> Instruction:
Copy the listing from the line containing "I need the location" down to the line containing "pin-stack-icon[interactable]: 📌 bbox=[1502, 392, 1518, 407]", renaming "interactable" to "clickable" and leaving all else unchanged. Leave the picture out.

> Records supplied:
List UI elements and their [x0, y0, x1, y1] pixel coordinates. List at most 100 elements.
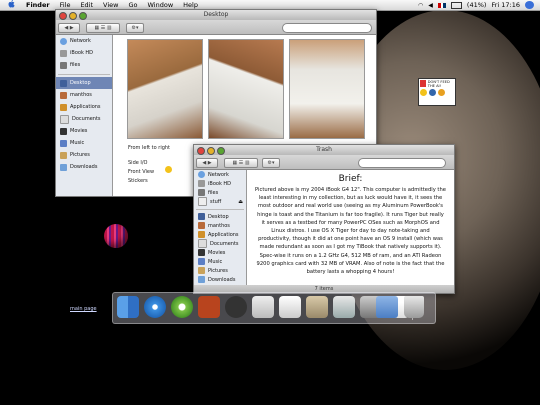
---
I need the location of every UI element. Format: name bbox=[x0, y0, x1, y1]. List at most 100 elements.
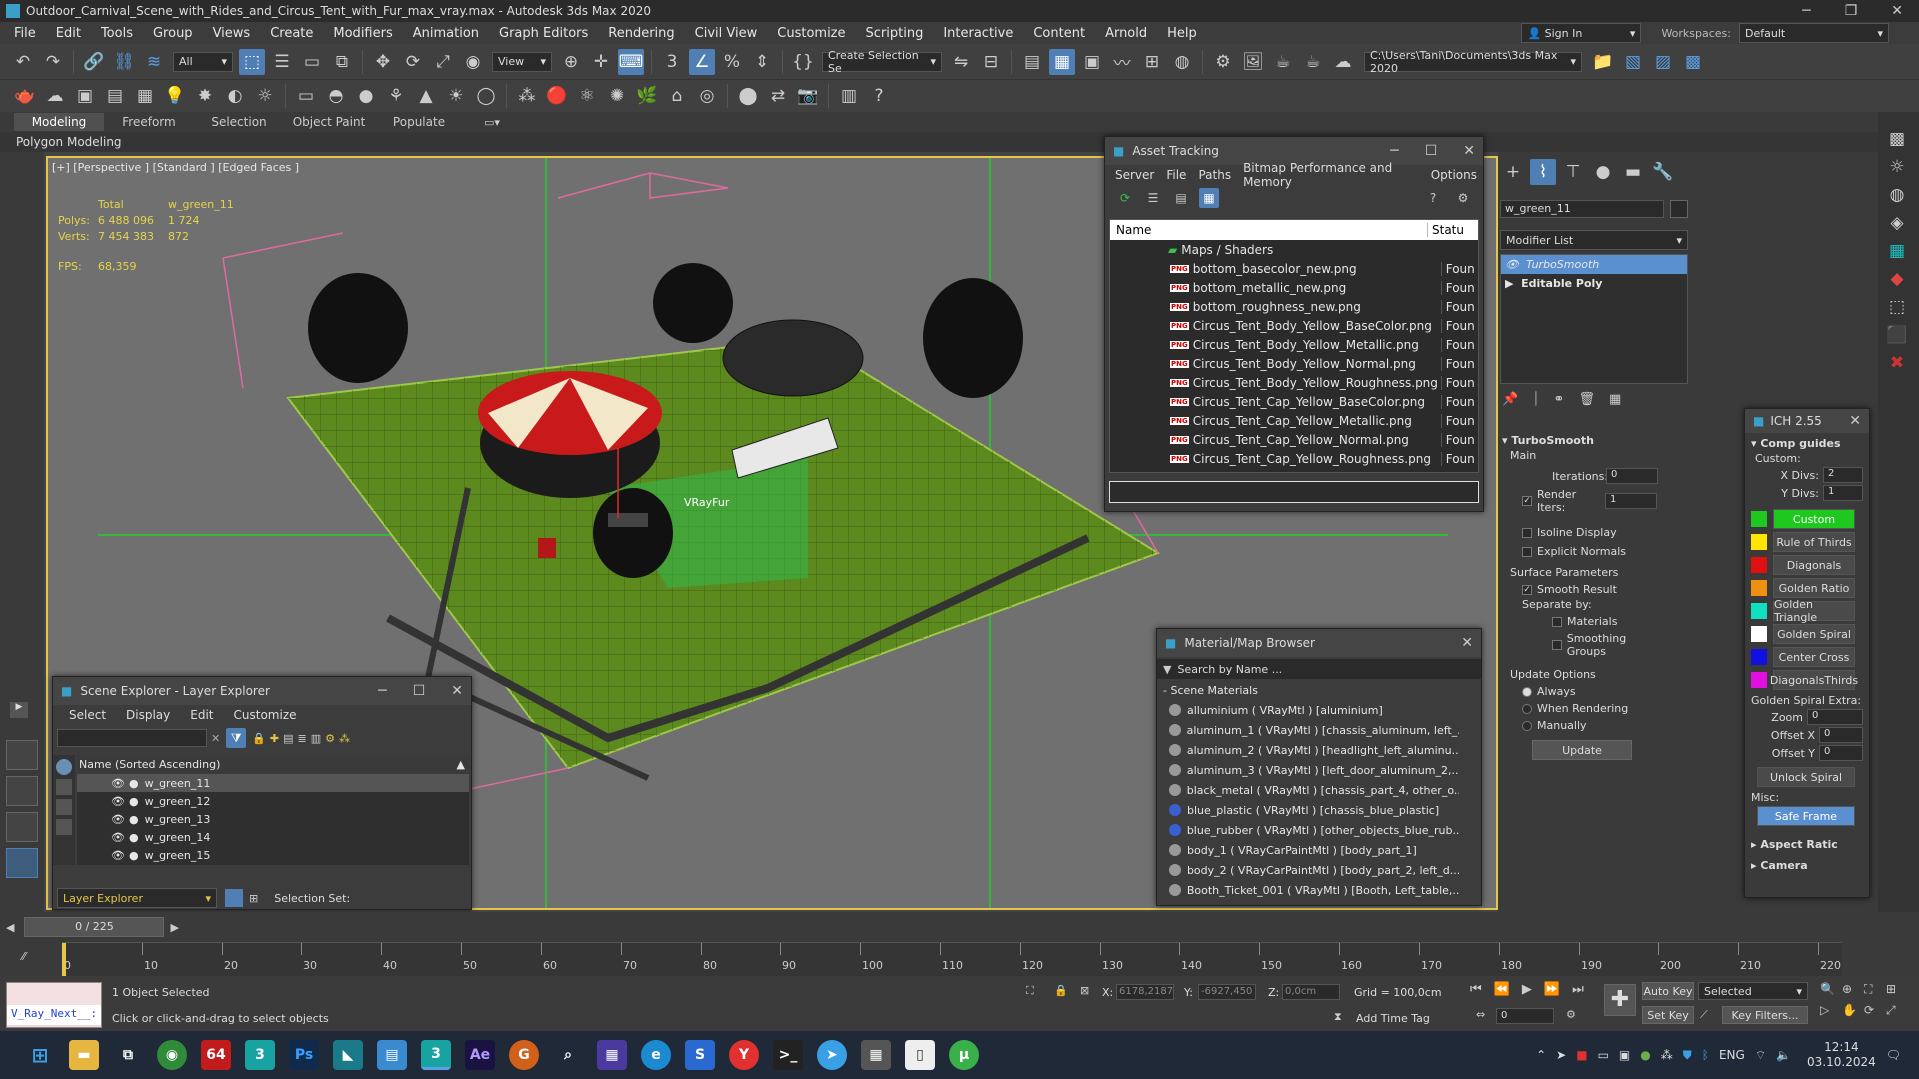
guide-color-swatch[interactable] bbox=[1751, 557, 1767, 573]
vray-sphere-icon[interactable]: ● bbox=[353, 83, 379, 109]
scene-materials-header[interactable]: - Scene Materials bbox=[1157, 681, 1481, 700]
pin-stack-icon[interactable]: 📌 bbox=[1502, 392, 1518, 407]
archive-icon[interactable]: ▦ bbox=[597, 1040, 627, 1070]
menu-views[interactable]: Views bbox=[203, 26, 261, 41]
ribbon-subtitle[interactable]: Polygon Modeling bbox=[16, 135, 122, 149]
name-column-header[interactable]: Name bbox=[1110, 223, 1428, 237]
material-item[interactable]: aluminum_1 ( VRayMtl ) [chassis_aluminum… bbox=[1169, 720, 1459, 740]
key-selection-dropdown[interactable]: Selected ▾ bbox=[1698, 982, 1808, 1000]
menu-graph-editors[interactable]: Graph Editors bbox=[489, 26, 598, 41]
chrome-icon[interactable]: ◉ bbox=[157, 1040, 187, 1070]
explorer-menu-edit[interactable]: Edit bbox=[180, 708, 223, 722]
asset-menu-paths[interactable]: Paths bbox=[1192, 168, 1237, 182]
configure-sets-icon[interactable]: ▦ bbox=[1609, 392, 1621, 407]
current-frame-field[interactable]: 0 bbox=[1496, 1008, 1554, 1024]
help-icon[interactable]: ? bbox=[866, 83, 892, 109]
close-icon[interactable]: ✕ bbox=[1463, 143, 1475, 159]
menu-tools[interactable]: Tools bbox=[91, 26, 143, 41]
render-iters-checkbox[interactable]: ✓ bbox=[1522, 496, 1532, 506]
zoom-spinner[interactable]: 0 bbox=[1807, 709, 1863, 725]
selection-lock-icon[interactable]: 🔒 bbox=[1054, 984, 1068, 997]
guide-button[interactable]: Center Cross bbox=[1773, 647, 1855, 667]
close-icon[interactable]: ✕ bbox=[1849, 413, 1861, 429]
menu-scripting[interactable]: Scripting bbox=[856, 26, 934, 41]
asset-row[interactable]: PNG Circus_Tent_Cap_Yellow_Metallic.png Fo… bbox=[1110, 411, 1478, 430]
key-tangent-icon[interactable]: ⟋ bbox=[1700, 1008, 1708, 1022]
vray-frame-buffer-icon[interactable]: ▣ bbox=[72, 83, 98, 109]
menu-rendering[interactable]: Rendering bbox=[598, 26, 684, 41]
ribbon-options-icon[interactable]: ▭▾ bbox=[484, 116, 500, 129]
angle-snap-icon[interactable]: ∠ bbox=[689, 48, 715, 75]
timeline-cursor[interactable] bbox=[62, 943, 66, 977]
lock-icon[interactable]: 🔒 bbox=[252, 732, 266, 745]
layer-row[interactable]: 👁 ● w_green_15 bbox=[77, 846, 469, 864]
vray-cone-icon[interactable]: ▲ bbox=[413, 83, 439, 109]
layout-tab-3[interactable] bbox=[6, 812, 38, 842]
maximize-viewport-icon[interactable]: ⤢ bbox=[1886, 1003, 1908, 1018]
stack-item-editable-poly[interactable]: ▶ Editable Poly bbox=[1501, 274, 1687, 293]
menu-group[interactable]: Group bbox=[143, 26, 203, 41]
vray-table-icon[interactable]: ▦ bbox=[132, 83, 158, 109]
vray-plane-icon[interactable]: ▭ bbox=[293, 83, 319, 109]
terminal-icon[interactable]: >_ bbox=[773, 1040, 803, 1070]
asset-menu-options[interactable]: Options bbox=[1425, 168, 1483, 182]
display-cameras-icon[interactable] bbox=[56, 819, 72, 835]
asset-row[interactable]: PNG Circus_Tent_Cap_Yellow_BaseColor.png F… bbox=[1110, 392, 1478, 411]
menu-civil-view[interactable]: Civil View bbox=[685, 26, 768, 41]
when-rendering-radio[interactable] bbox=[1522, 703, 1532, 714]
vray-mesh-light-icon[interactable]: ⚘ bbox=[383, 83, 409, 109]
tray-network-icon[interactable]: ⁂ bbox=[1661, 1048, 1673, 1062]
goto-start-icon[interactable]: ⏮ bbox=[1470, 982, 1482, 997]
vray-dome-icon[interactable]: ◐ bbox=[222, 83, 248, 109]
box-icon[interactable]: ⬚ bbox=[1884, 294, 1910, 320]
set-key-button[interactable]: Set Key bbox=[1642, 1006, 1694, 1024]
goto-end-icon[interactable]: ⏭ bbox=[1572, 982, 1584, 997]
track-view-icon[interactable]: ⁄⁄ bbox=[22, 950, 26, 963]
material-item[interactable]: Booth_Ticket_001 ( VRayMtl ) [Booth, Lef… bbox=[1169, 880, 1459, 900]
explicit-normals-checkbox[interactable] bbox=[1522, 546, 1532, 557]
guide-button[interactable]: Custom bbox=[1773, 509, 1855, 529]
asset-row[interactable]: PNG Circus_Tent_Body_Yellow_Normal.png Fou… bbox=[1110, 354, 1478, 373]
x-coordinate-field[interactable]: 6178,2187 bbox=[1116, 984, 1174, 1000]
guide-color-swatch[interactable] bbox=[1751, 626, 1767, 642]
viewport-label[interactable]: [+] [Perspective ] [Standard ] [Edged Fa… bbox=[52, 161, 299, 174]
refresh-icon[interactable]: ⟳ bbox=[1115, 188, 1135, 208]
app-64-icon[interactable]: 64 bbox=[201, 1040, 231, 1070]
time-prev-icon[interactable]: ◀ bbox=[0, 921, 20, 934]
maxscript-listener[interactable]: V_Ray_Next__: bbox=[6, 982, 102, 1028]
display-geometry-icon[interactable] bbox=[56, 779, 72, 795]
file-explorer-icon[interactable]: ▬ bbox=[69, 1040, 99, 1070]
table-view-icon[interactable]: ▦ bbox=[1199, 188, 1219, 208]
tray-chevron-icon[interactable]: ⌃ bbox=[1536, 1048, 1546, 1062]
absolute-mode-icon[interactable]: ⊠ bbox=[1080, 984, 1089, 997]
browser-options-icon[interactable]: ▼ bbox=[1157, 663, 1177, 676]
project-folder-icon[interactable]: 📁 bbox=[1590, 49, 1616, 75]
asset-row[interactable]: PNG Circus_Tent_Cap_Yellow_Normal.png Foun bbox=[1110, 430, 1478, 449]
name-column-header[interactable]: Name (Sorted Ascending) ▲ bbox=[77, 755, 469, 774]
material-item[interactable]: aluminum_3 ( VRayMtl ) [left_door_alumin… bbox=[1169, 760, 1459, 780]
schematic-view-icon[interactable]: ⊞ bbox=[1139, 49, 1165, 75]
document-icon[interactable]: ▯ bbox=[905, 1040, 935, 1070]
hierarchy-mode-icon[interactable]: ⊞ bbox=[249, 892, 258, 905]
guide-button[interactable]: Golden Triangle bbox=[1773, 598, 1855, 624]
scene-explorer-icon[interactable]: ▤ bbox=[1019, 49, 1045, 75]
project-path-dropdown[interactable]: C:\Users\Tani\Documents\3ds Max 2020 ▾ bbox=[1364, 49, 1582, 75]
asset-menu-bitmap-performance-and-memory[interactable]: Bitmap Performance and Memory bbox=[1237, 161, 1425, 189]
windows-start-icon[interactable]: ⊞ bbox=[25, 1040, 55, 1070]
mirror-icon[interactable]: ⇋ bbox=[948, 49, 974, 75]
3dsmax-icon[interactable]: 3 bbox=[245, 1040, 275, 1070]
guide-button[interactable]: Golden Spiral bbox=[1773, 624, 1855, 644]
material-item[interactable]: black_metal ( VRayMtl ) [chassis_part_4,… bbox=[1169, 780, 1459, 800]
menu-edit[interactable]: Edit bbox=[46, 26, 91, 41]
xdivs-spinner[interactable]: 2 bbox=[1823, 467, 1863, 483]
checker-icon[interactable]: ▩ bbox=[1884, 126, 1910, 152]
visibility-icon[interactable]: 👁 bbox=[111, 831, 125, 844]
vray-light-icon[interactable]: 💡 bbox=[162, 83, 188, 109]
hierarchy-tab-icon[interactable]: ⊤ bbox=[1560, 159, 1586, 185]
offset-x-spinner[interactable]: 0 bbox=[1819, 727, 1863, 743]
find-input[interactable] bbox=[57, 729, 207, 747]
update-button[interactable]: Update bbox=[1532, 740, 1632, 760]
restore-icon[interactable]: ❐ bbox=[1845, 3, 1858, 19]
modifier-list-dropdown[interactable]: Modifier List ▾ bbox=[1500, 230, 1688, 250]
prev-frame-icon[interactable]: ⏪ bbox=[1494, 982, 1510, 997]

> Full answer:
I need the location of every UI element. Format: name bbox=[x0, y0, x1, y1]. List at most 100 elements.
guide-color-swatch[clickable] bbox=[1751, 557, 1767, 573]
vray-sphere-icon[clickable]: ● bbox=[353, 83, 379, 109]
scene-materials-header[clickable]: - Scene Materials bbox=[1157, 681, 1481, 700]
pin-stack-icon[clickable]: 📌 bbox=[1502, 392, 1518, 407]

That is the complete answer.